Write out the material exactly, with the pictures left out.
[START Information given]
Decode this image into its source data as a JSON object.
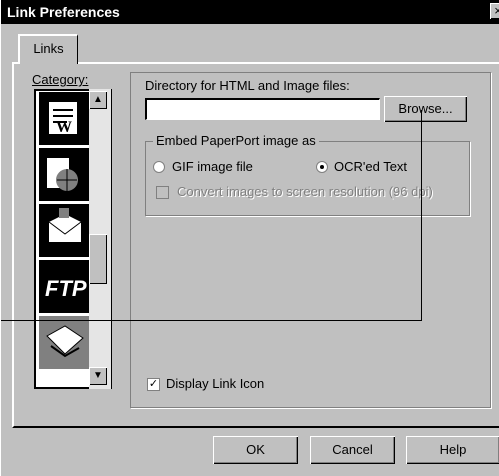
{
  "window": {
    "title": "Link Preferences",
    "close_glyph": "×"
  },
  "tabs": [
    {
      "label": "Links"
    }
  ],
  "category": {
    "label": "Category:",
    "items": [
      {
        "name": "word-document-icon"
      },
      {
        "name": "globe-icon"
      },
      {
        "name": "mail-icon"
      },
      {
        "name": "ftp-icon",
        "text": "FTP"
      },
      {
        "name": "paperport-link-icon"
      }
    ],
    "selected_index": 4
  },
  "directory": {
    "label": "Directory for HTML and Image files:",
    "value": "",
    "browse_label": "Browse..."
  },
  "embed": {
    "group_label": "Embed PaperPort image as",
    "options": [
      {
        "label": "GIF image file",
        "selected": false
      },
      {
        "label": "OCR'ed Text",
        "selected": true
      }
    ],
    "convert_label": "Convert images to screen resolution (96 dpi)",
    "convert_checked": false,
    "convert_enabled": false
  },
  "display_link_icon": {
    "label": "Display Link Icon",
    "checked": true
  },
  "buttons": {
    "ok": "OK",
    "cancel": "Cancel",
    "help": "Help"
  }
}
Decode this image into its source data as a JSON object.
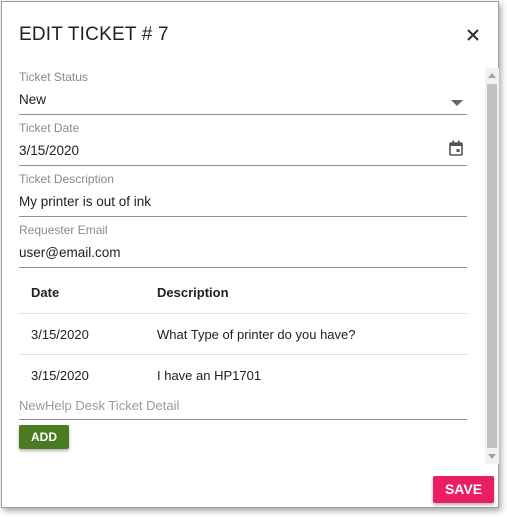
{
  "dialog": {
    "title": "EDIT TICKET # 7",
    "close_icon": "close-icon"
  },
  "form": {
    "status": {
      "label": "Ticket Status",
      "value": "New",
      "icon": "dropdown-arrow-icon"
    },
    "date": {
      "label": "Ticket Date",
      "value": "3/15/2020",
      "icon": "calendar-icon"
    },
    "description": {
      "label": "Ticket Description",
      "value": "My printer is out of ink"
    },
    "email": {
      "label": "Requester Email",
      "value": "user@email.com"
    }
  },
  "details_table": {
    "headers": {
      "date": "Date",
      "description": "Description"
    },
    "rows": [
      {
        "date": "3/15/2020",
        "description": "What Type of printer do you have?"
      },
      {
        "date": "3/15/2020",
        "description": "I have an HP1701"
      }
    ]
  },
  "new_detail": {
    "placeholder": "NewHelp Desk Ticket Detail",
    "add_label": "ADD"
  },
  "footer": {
    "save_label": "SAVE"
  },
  "colors": {
    "add_button": "#4b7b20",
    "save_button": "#e91e63"
  }
}
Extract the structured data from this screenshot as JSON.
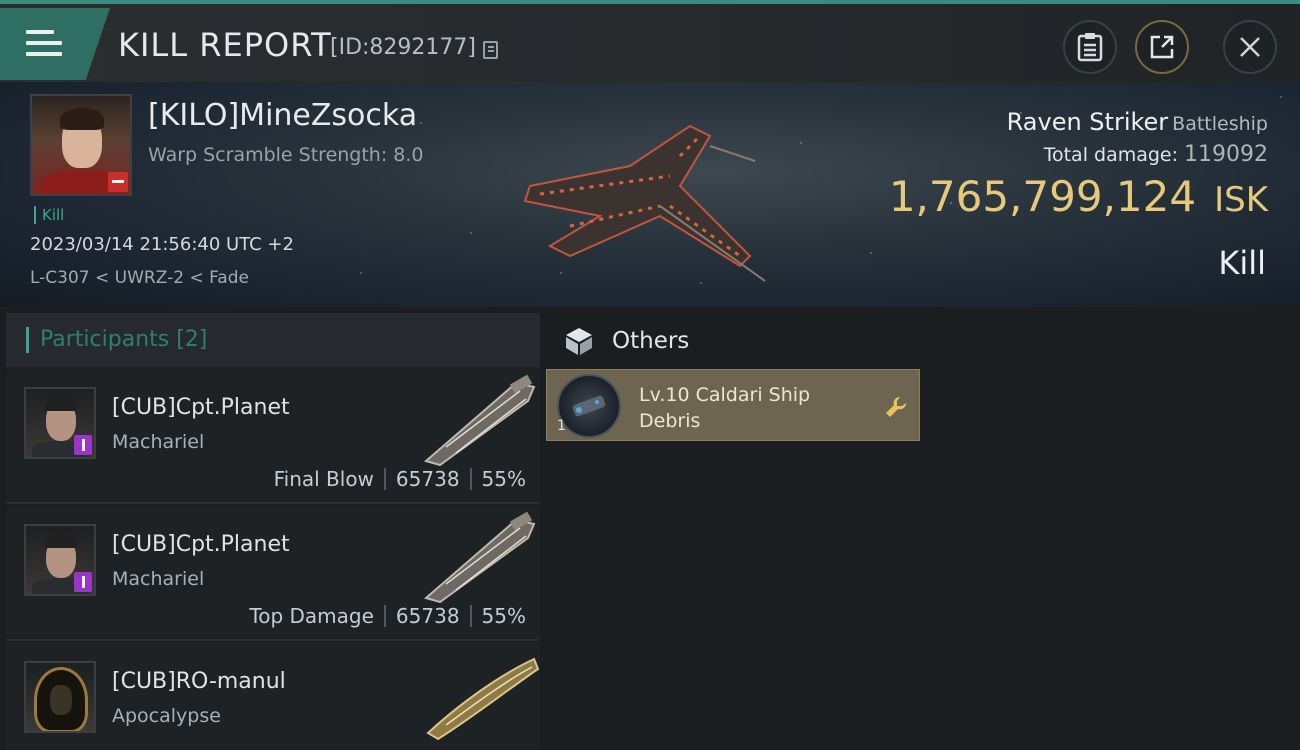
{
  "header": {
    "title": "KILL REPORT",
    "report_id": "[ID:8292177]"
  },
  "victim": {
    "name": "[KILO]MineZsocka",
    "warp_scramble": "Warp Scramble Strength: 8.0",
    "kill_tag": "Kill",
    "datetime": "2023/03/14 21:56:40 UTC +2",
    "location": "L-C307 < UWRZ-2 < Fade",
    "ship_name": "Raven Striker",
    "ship_class": "Battleship",
    "total_damage_label": "Total damage:",
    "total_damage": "119092",
    "isk_value": "1,765,799,124",
    "isk_unit": "ISK",
    "result": "Kill"
  },
  "participants": {
    "title": "Participants [2]",
    "rows": [
      {
        "name": "[CUB]Cpt.Planet",
        "ship": "Machariel",
        "role": "Final Blow",
        "damage": "65738",
        "percent": "55%"
      },
      {
        "name": "[CUB]Cpt.Planet",
        "ship": "Machariel",
        "role": "Top Damage",
        "damage": "65738",
        "percent": "55%"
      },
      {
        "name": "[CUB]RO-manul",
        "ship": "Apocalypse"
      }
    ]
  },
  "others": {
    "title": "Others",
    "items": [
      {
        "quantity": "1",
        "name": "Lv.10 Caldari Ship Debris"
      }
    ]
  },
  "colors": {
    "accent_teal": "#3aa68f",
    "isk_gold": "#e8c97a",
    "item_card": "#6e6550"
  }
}
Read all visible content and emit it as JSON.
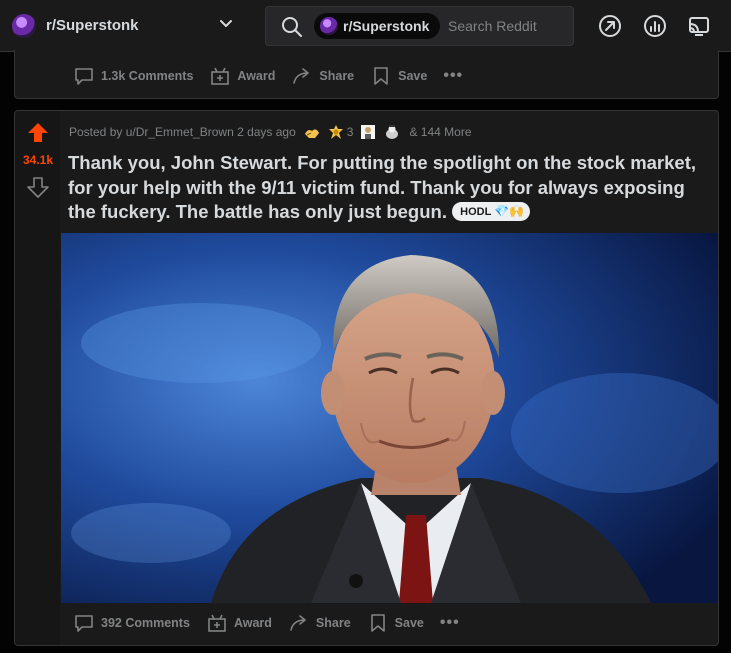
[END Information given]
*Written solution*.
Decode this image into its source data as a JSON object.
{
  "window": {
    "title": "Link Preferences",
    "close_glyph": "×"
  },
  "tabs": [
    {
      "label": "Links"
    }
  ],
  "category": {
    "label": "Category:",
    "items": [
      {
        "name": "word-document-icon"
      },
      {
        "name": "globe-icon"
      },
      {
        "name": "mail-icon"
      },
      {
        "name": "ftp-icon",
        "text": "FTP"
      },
      {
        "name": "paperport-link-icon"
      }
    ],
    "selected_index": 4
  },
  "directory": {
    "label": "Directory for HTML and Image files:",
    "value": "",
    "browse_label": "Browse..."
  },
  "embed": {
    "group_label": "Embed PaperPort image as",
    "options": [
      {
        "label": "GIF image file",
        "selected": false
      },
      {
        "label": "OCR'ed Text",
        "selected": true
      }
    ],
    "convert_label": "Convert images to screen resolution (96 dpi)",
    "convert_checked": false,
    "convert_enabled": false
  },
  "display_link_icon": {
    "label": "Display Link Icon",
    "checked": true
  },
  "buttons": {
    "ok": "OK",
    "cancel": "Cancel",
    "help": "Help"
  }
}
Decode this image into its source data as a JSON object.
{
  "dialog": {
    "title": "EDIT TICKET # 7",
    "close_icon": "close-icon"
  },
  "form": {
    "status": {
      "label": "Ticket Status",
      "value": "New",
      "icon": "dropdown-arrow-icon"
    },
    "date": {
      "label": "Ticket Date",
      "value": "3/15/2020",
      "icon": "calendar-icon"
    },
    "description": {
      "label": "Ticket Description",
      "value": "My printer is out of ink"
    },
    "email": {
      "label": "Requester Email",
      "value": "user@email.com"
    }
  },
  "details_table": {
    "headers": {
      "date": "Date",
      "description": "Description"
    },
    "rows": [
      {
        "date": "3/15/2020",
        "description": "What Type of printer do you have?"
      },
      {
        "date": "3/15/2020",
        "description": "I have an HP1701"
      }
    ]
  },
  "new_detail": {
    "placeholder": "NewHelp Desk Ticket Detail",
    "add_label": "ADD"
  },
  "footer": {
    "save_label": "SAVE"
  },
  "colors": {
    "add_button": "#4b7b20",
    "save_button": "#e91e63"
  }
}
Extract the structured data from this screenshot as JSON.
{
  "header": {
    "title": "KILL REPORT",
    "report_id": "[ID:8292177]"
  },
  "victim": {
    "name": "[KILO]MineZsocka",
    "warp_scramble": "Warp Scramble Strength: 8.0",
    "kill_tag": "Kill",
    "datetime": "2023/03/14 21:56:40 UTC +2",
    "location": "L-C307 < UWRZ-2 < Fade",
    "ship_name": "Raven Striker",
    "ship_class": "Battleship",
    "total_damage_label": "Total damage:",
    "total_damage": "119092",
    "isk_value": "1,765,799,124",
    "isk_unit": "ISK",
    "result": "Kill"
  },
  "participants": {
    "title": "Participants [2]",
    "rows": [
      {
        "name": "[CUB]Cpt.Planet",
        "ship": "Machariel",
        "role": "Final Blow",
        "damage": "65738",
        "percent": "55%"
      },
      {
        "name": "[CUB]Cpt.Planet",
        "ship": "Machariel",
        "role": "Top Damage",
        "damage": "65738",
        "percent": "55%"
      },
      {
        "name": "[CUB]RO-manul",
        "ship": "Apocalypse"
      }
    ]
  },
  "others": {
    "title": "Others",
    "items": [
      {
        "quantity": "1",
        "name": "Lv.10 Caldari Ship Debris"
      }
    ]
  },
  "colors": {
    "accent_teal": "#3aa68f",
    "isk_gold": "#e8c97a",
    "item_card": "#6e6550"
  }
}
Read all visible content and emit it as JSON.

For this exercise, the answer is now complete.